Wherever "Sicherheitseinbehalt" appears in a line, list that line.

>> begin DATA EXTRACT

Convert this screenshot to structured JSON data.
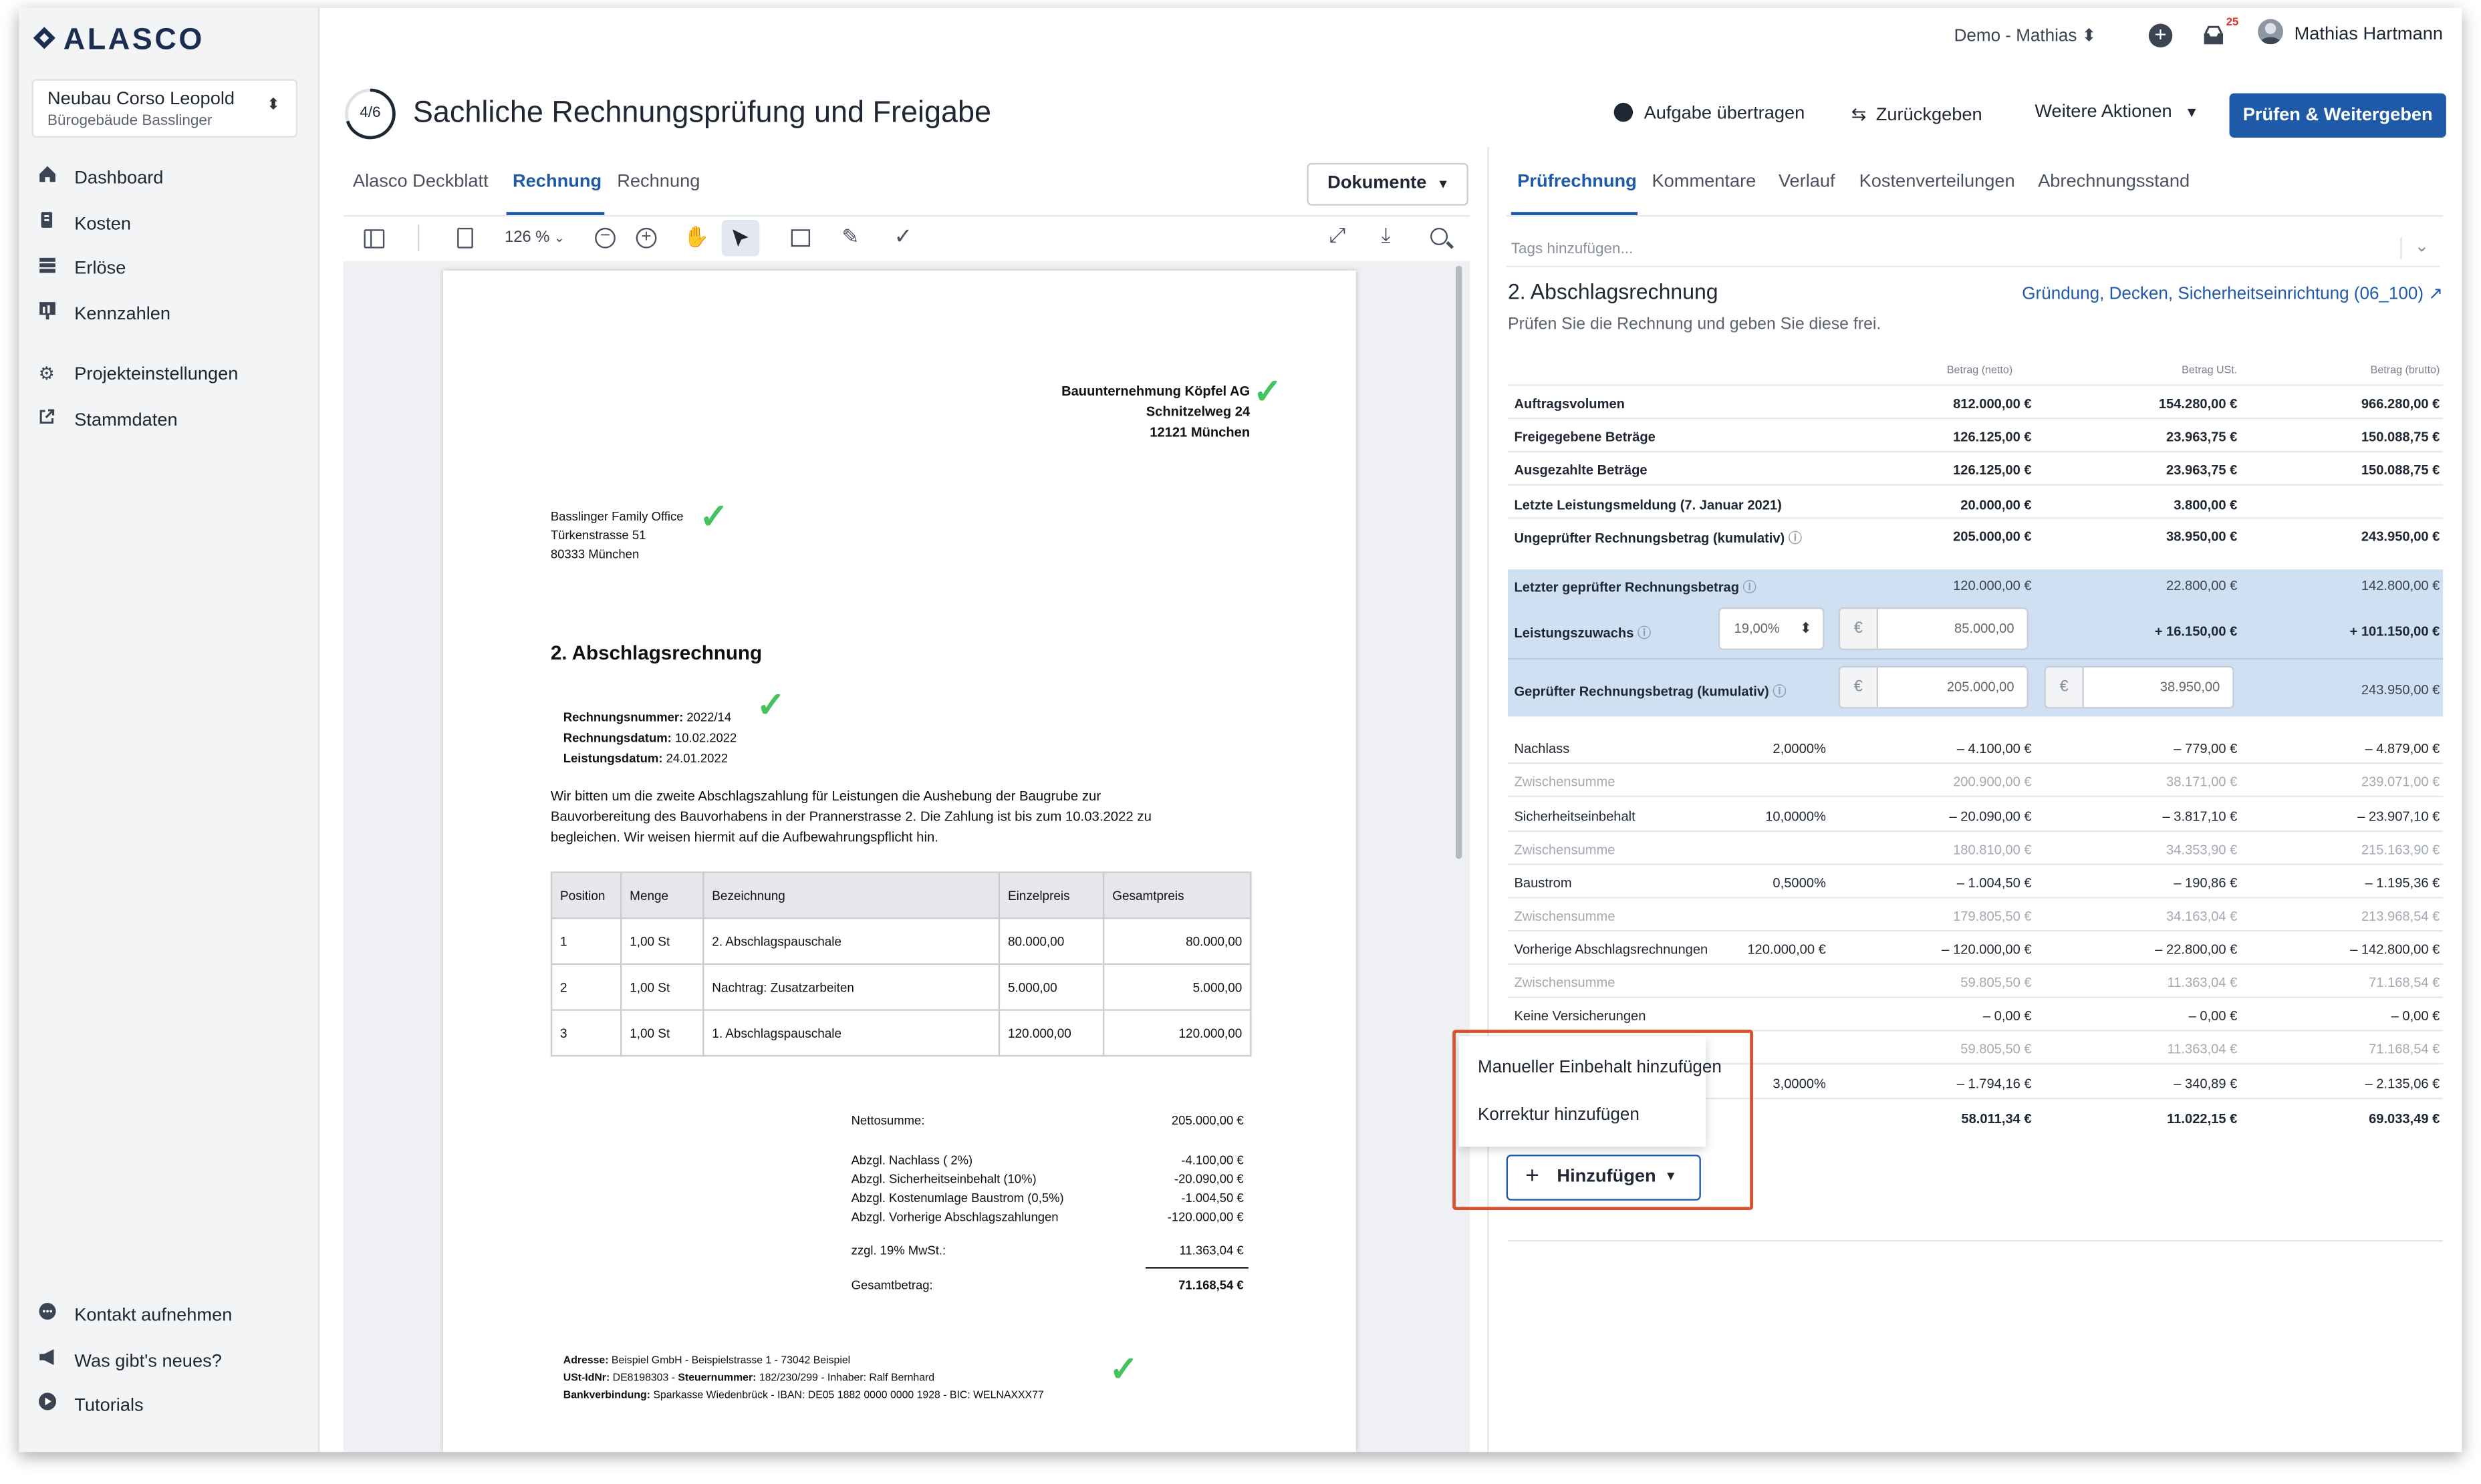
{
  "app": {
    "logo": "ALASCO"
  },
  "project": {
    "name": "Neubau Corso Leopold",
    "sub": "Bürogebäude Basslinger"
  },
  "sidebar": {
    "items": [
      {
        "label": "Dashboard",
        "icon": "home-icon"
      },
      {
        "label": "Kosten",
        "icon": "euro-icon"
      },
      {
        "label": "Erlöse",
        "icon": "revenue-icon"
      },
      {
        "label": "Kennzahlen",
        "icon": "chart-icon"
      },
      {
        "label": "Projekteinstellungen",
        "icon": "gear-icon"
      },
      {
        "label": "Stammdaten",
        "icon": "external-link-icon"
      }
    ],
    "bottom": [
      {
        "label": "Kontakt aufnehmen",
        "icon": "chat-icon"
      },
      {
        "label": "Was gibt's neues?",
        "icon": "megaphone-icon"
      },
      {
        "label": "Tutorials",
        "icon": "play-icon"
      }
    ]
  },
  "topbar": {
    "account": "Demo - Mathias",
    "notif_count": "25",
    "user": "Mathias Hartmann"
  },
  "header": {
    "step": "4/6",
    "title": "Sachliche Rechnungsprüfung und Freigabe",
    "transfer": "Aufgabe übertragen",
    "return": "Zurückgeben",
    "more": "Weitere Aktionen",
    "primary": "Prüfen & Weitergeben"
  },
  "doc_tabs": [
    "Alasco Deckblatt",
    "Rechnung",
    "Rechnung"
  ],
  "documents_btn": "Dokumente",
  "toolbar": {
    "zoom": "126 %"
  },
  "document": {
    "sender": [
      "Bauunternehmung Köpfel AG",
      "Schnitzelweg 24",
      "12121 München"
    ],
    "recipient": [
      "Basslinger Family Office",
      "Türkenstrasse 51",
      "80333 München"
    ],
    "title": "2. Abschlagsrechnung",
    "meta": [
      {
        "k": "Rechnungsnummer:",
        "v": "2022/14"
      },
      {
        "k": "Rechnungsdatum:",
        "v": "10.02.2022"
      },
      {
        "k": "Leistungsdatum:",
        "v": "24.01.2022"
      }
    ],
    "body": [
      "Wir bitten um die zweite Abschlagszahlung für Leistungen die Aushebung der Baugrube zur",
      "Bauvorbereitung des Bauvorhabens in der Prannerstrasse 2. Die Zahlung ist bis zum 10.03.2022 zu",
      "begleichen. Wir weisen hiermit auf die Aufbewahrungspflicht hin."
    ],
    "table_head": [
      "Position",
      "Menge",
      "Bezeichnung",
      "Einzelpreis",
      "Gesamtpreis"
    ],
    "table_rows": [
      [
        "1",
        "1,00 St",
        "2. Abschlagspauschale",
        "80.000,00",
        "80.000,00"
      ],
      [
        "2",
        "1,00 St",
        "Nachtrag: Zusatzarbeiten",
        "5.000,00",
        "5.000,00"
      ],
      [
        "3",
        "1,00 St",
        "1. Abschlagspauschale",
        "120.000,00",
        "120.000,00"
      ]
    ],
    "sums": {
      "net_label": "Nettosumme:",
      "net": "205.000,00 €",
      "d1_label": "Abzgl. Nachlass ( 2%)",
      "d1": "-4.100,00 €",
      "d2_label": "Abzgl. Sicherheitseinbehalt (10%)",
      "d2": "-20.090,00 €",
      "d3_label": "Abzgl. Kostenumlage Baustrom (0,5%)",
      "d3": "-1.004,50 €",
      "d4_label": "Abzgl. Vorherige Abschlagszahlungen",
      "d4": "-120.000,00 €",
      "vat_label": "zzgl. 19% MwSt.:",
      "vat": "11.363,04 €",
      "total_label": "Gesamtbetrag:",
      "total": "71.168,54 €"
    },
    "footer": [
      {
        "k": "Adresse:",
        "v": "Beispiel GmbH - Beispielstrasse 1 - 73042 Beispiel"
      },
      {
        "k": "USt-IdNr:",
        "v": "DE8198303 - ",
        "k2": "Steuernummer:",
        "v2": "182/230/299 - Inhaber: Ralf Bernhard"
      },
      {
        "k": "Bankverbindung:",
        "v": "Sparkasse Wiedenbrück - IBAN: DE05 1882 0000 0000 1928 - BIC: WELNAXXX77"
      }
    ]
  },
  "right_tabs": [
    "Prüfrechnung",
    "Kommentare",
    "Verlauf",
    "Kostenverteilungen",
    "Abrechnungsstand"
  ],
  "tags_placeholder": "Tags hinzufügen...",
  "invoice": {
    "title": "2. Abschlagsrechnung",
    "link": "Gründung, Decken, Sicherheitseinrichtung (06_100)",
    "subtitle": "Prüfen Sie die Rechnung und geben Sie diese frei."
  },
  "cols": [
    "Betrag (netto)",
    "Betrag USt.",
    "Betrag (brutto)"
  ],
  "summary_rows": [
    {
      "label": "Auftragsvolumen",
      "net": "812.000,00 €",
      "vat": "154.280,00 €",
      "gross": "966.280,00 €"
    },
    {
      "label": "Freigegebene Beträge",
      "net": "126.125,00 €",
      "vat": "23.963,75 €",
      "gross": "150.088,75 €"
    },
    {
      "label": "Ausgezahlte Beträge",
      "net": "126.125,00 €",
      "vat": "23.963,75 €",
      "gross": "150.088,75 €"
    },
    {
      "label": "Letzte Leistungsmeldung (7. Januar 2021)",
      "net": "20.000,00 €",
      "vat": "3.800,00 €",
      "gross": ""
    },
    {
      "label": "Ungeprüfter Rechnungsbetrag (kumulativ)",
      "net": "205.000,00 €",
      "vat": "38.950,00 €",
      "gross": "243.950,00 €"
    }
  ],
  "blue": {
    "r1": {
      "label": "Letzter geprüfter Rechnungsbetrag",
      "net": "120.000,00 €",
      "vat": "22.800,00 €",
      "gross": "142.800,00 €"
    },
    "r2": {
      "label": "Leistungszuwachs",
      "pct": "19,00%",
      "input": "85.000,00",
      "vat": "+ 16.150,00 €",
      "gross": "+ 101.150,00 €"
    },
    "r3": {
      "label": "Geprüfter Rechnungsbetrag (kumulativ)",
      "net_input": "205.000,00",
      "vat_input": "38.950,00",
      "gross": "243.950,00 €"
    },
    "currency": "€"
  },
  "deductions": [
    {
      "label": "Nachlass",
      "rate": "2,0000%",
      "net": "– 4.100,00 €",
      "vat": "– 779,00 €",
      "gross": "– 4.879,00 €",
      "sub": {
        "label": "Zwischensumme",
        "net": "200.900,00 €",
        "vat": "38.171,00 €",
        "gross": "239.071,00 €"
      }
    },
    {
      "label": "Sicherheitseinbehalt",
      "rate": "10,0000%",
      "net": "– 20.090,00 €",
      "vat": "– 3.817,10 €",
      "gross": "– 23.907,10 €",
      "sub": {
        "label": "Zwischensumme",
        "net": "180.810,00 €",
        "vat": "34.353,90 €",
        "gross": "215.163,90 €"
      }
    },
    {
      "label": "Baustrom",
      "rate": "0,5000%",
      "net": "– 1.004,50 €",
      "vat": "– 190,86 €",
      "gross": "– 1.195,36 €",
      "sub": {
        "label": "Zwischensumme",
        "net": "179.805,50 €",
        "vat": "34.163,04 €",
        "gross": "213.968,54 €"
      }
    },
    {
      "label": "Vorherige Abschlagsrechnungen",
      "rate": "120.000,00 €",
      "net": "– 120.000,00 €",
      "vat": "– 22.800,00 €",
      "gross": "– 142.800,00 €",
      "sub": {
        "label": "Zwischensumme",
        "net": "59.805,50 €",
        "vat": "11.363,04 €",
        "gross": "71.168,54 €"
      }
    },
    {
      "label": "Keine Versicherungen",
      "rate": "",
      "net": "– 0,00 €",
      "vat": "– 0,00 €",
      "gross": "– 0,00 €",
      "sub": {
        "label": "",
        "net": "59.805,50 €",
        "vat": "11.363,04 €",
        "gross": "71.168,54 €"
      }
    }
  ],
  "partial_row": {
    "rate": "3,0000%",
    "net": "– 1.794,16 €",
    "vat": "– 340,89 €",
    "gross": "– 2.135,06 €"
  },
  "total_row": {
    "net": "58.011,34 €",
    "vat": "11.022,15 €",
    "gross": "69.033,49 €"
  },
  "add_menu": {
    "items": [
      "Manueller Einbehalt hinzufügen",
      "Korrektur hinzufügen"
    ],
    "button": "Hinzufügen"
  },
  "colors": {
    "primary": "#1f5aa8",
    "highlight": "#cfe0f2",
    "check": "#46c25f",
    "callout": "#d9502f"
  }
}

>> end DATA EXTRACT

RESULT FOR THIS EXERCISE:
      "d2_label": "Abzgl. Sicherheitseinbehalt (10%)",
      "label": "Sicherheitseinbehalt",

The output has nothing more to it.